▶ [GOAL]: Which lines contain the string "diamond"? Please list every one of them.

▶ [ENTRIES PROVIDED]:
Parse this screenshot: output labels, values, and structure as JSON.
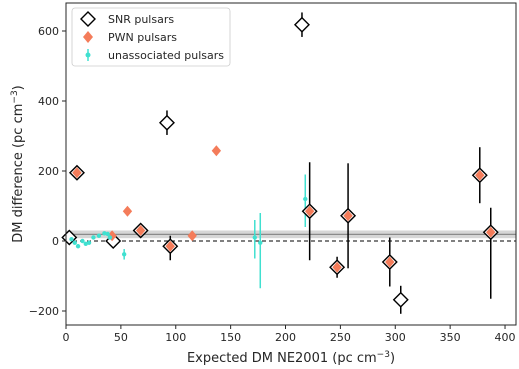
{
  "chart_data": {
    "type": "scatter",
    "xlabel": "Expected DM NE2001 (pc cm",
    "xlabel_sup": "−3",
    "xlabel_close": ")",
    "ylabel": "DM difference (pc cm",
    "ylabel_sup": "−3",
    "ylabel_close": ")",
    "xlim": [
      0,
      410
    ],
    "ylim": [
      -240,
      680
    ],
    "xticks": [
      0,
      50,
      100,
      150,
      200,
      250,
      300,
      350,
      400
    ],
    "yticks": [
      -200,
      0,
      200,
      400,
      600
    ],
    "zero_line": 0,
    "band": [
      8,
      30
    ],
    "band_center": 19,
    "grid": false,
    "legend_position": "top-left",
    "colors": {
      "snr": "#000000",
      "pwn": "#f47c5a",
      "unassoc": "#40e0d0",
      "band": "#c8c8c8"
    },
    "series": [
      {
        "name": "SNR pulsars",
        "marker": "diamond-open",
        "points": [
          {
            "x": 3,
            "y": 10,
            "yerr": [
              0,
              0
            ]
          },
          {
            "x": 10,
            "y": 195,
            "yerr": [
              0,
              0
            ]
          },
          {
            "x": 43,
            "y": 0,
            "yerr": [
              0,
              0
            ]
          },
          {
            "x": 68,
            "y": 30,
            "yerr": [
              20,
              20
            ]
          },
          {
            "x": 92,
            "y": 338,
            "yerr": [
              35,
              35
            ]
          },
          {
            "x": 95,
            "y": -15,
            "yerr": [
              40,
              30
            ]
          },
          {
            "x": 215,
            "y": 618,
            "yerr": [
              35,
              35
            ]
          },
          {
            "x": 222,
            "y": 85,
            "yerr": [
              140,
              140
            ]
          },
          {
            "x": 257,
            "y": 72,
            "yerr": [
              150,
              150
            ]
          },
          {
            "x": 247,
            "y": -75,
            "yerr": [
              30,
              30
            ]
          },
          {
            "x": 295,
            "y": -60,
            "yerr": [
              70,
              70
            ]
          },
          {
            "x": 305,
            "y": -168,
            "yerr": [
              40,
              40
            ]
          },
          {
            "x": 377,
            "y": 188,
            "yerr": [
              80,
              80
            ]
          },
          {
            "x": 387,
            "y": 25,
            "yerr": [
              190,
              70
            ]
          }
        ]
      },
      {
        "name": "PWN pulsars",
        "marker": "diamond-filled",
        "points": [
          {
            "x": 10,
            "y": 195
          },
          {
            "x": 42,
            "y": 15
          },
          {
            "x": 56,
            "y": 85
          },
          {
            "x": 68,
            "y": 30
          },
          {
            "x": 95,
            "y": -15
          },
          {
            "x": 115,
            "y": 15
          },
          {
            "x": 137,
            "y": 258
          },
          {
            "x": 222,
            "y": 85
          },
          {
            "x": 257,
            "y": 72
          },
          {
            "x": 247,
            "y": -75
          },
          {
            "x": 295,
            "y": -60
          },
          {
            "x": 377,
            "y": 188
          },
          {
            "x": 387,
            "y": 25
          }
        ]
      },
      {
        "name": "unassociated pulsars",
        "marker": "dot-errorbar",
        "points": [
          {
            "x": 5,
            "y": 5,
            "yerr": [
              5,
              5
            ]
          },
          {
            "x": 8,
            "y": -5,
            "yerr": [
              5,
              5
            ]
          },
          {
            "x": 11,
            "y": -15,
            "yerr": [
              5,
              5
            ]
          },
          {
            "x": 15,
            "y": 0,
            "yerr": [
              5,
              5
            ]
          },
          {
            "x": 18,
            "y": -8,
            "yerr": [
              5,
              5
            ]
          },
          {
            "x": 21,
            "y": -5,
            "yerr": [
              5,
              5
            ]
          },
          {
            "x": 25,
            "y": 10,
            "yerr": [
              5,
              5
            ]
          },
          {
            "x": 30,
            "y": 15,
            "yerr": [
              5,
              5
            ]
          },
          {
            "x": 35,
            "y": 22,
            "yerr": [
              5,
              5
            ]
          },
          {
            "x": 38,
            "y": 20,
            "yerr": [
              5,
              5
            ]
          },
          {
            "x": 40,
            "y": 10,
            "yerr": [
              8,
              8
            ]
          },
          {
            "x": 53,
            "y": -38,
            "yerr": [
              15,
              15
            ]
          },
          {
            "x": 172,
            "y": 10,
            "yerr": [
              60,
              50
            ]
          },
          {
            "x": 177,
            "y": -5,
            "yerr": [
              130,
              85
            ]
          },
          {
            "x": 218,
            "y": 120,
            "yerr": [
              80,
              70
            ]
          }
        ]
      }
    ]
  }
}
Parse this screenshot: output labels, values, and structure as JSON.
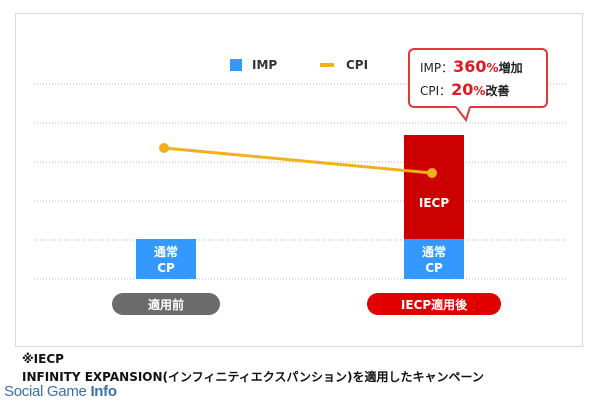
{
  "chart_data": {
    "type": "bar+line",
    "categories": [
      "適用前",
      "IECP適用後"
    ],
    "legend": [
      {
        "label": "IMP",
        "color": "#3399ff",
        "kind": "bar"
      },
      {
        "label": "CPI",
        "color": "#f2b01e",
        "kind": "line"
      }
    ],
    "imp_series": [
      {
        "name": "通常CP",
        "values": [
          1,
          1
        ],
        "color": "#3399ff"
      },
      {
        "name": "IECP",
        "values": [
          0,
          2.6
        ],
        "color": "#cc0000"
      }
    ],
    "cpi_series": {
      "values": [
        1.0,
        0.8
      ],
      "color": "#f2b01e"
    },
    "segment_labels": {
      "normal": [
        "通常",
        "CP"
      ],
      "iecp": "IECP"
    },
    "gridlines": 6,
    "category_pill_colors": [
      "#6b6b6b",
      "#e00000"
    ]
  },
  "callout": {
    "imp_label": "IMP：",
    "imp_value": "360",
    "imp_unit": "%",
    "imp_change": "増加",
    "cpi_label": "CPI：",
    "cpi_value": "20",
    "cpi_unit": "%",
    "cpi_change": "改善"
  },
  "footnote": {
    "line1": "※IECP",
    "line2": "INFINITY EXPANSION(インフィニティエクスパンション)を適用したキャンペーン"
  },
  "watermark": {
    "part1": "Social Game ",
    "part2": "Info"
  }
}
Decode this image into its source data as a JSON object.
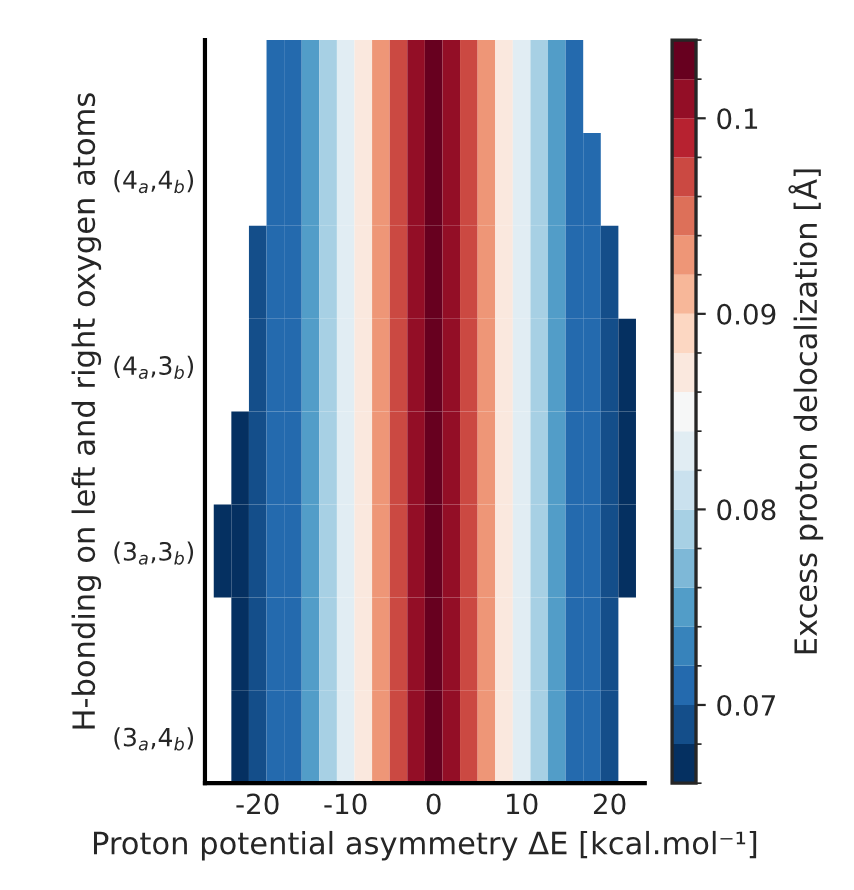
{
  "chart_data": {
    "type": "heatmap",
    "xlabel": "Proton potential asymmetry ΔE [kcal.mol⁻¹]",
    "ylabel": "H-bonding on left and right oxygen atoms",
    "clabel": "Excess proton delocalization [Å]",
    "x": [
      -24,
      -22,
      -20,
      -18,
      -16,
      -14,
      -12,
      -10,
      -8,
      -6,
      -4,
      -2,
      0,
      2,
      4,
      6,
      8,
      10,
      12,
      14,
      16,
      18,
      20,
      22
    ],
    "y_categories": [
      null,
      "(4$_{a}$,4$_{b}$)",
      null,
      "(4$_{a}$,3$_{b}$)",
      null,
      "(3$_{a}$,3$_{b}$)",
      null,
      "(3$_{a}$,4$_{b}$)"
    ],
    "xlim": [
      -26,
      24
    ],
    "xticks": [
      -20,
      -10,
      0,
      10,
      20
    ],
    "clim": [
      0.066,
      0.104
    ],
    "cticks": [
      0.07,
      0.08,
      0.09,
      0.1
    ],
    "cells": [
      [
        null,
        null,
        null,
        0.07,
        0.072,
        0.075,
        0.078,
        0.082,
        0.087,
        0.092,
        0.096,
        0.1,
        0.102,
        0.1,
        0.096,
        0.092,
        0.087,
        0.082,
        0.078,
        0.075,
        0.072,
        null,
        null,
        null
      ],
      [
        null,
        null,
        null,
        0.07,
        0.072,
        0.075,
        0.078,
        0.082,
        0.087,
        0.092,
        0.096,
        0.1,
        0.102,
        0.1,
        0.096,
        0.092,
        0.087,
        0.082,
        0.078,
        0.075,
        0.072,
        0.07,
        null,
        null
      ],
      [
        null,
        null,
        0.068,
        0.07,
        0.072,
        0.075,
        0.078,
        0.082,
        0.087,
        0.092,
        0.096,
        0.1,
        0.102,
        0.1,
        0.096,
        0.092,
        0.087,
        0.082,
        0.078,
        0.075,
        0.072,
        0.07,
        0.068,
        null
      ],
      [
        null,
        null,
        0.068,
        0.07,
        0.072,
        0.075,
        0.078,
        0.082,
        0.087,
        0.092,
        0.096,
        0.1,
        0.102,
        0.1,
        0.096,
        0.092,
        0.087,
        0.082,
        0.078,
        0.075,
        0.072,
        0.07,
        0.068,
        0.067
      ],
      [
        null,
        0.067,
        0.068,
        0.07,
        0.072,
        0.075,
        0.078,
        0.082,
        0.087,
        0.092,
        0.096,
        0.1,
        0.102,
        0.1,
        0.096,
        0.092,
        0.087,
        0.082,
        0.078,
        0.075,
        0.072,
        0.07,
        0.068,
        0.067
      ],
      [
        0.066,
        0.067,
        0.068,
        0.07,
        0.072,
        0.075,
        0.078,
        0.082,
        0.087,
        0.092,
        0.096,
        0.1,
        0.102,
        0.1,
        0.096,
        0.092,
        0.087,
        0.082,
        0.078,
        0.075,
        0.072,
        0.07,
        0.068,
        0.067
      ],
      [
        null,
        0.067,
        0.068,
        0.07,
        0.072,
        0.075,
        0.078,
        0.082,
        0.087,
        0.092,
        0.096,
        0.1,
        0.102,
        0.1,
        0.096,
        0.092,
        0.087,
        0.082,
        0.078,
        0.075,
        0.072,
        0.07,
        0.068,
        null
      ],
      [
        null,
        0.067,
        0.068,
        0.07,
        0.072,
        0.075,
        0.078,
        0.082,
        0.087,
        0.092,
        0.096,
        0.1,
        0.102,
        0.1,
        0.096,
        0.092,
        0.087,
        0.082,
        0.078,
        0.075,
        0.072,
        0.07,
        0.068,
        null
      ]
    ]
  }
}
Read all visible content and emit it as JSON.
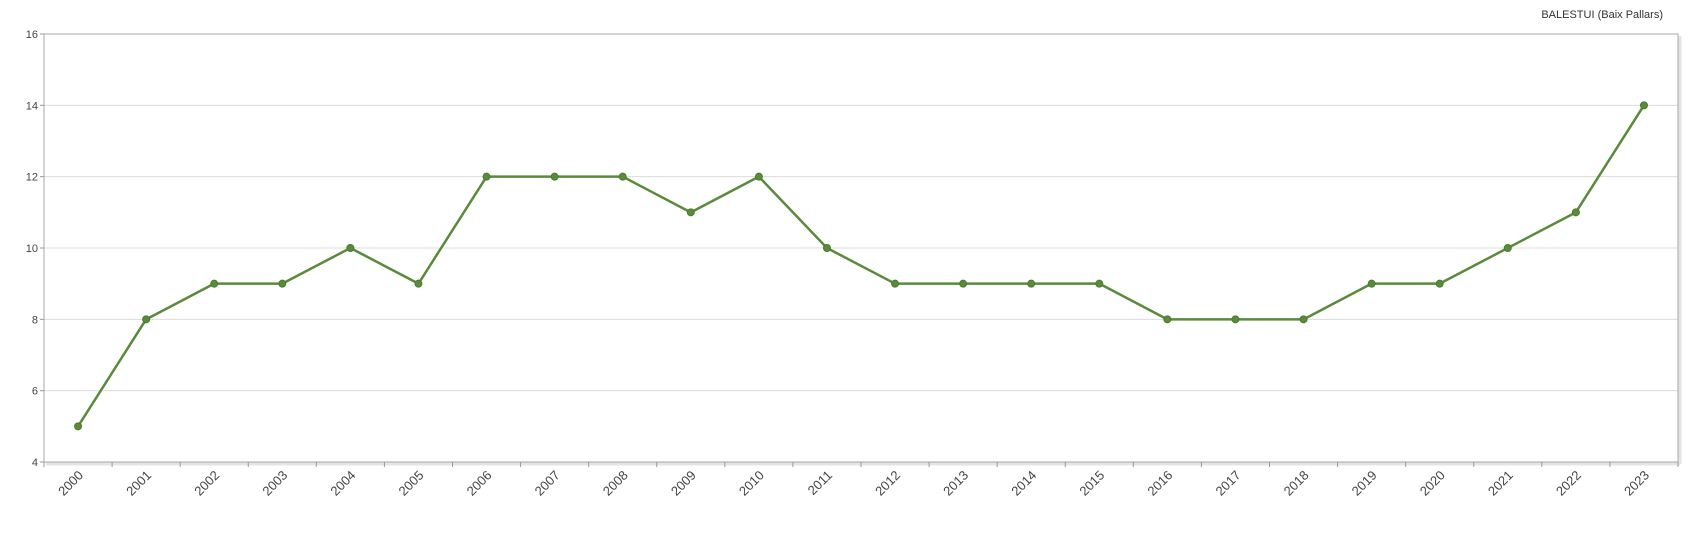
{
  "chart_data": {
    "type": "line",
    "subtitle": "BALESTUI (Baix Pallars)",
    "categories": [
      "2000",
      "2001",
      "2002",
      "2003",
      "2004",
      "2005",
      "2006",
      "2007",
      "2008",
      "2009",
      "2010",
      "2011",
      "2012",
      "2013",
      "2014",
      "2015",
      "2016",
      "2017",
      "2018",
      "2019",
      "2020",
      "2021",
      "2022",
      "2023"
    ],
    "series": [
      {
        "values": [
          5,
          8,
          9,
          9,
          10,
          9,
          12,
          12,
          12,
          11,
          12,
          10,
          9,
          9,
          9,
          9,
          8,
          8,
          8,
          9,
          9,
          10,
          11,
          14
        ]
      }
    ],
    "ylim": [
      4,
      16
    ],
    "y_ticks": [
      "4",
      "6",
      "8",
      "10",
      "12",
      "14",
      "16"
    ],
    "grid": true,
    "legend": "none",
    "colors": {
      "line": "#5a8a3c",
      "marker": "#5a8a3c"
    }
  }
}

▶ [TASK SOLUTION]:
        "marker": "diamond-open",
        "marker": "diamond-filled",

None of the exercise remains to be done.